§ **Collected data**:
--------------------------------
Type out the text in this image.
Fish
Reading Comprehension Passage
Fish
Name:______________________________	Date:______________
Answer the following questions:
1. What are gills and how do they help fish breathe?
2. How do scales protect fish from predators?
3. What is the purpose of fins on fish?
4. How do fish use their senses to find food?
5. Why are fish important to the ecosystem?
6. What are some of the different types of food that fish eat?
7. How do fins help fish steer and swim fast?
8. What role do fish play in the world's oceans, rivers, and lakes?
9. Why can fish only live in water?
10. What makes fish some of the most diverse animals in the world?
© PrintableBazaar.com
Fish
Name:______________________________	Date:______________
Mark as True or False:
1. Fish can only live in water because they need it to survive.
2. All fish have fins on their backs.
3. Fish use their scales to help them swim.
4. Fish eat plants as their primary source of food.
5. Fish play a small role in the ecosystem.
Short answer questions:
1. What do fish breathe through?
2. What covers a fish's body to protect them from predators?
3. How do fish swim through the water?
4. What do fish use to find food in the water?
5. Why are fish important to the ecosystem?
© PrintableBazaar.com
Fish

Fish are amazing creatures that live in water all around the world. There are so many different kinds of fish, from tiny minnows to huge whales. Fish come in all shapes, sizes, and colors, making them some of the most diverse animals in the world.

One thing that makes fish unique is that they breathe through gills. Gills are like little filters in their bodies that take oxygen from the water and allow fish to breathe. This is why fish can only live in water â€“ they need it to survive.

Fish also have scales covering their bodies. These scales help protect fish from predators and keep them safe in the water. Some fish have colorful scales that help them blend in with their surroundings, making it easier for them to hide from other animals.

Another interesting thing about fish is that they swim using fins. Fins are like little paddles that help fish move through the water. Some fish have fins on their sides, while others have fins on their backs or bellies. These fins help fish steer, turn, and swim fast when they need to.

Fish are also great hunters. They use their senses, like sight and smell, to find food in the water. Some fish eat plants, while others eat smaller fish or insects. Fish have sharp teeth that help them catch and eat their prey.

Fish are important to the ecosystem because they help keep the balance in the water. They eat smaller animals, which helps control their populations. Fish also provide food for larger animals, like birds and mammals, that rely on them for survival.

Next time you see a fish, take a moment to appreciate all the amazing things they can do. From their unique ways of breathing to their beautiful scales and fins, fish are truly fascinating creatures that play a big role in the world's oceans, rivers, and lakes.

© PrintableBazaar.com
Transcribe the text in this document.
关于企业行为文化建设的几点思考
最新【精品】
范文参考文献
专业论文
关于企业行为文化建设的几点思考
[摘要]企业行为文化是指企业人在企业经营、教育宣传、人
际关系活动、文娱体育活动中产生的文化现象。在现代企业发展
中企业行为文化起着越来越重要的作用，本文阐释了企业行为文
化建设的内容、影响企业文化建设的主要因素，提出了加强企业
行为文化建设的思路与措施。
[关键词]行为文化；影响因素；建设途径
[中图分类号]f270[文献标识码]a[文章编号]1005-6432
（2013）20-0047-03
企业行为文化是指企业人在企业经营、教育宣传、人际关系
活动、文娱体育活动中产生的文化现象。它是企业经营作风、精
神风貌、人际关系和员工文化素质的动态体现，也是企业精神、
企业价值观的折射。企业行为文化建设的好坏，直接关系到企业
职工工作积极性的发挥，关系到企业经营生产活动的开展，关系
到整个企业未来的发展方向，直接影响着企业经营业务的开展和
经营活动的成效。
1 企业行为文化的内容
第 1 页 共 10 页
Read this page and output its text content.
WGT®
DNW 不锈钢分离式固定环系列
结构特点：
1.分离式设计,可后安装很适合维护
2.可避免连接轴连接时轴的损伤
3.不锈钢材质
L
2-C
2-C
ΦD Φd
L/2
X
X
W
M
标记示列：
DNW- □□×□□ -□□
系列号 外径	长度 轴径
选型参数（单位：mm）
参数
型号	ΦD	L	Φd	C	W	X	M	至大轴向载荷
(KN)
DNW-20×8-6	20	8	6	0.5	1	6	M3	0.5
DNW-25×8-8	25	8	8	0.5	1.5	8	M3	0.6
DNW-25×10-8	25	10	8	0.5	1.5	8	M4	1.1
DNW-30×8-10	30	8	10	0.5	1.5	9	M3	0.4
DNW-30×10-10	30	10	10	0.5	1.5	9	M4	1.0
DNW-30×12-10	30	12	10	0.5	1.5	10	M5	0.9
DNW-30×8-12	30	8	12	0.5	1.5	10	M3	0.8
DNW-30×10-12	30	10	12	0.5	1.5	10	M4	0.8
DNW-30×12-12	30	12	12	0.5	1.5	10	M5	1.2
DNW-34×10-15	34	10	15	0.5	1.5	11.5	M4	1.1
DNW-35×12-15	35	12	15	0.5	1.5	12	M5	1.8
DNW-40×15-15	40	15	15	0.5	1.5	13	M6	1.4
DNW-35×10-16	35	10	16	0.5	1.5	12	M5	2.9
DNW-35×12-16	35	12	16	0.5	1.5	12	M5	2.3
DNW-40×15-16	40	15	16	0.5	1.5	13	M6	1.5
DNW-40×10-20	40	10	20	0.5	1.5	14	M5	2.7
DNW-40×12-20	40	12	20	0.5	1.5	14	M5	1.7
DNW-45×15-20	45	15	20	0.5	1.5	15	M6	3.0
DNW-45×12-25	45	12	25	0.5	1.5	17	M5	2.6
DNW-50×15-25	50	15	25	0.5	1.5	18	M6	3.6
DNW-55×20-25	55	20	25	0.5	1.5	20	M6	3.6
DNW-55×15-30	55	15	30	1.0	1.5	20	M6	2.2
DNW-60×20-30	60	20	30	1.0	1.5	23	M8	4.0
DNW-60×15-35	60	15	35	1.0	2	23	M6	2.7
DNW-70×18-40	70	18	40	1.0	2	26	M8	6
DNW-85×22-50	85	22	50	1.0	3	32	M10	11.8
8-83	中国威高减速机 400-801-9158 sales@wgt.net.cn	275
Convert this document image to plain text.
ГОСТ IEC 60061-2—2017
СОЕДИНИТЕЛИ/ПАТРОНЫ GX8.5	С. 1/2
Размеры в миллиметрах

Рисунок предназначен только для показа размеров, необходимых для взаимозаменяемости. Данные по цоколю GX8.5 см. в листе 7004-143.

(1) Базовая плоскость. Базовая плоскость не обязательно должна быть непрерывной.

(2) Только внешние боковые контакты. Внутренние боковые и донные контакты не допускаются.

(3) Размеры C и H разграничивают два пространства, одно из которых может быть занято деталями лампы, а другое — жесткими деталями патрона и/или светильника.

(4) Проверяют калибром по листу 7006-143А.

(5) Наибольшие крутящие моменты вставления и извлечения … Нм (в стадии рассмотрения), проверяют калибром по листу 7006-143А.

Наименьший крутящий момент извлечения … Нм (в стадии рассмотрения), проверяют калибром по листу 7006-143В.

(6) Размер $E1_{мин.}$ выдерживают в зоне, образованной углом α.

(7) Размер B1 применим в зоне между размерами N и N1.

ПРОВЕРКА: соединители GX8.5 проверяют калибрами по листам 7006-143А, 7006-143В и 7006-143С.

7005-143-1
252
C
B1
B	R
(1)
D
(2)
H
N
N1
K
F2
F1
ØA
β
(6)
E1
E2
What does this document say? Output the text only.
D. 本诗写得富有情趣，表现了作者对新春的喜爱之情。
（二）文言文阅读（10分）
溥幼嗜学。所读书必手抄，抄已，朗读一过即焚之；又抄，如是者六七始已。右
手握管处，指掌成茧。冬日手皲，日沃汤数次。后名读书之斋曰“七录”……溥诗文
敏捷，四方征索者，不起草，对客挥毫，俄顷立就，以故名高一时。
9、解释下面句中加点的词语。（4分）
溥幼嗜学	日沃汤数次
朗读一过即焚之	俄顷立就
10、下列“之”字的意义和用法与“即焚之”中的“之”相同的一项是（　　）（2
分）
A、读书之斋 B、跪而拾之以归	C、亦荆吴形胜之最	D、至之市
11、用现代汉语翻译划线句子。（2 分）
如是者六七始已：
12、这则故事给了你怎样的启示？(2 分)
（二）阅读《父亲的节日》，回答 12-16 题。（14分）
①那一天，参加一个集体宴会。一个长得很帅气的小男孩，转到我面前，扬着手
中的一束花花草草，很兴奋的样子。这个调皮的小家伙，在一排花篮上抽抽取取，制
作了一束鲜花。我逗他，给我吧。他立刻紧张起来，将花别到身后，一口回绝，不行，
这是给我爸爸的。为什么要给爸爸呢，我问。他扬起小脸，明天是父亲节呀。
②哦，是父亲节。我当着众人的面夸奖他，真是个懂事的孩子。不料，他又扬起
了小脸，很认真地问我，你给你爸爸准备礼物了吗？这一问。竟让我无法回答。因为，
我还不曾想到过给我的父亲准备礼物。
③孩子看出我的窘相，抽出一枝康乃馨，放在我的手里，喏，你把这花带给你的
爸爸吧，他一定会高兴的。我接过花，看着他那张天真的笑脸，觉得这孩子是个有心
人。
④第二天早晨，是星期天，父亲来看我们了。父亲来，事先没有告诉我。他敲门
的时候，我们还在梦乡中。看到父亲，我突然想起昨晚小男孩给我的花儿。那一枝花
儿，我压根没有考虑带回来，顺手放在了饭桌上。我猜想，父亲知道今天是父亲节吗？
--------------------------------
Pick out each line containing "little" and report it.

§ **Answer to the exercise**:
One thing that makes fish unique is that they breathe through gills. Gills are like little filters in their bodies that take oxygen from the water and allow fish to breathe. This is why fish can only live in water â€“ they need it to survive.
Another interesting thing about fish is that they swim using fins. Fins are like little paddles that help fish move through the water. Some fish have fins on their sides, while others have fins on their backs or bellies. These fins help fish steer, turn, and swim fast when they need to.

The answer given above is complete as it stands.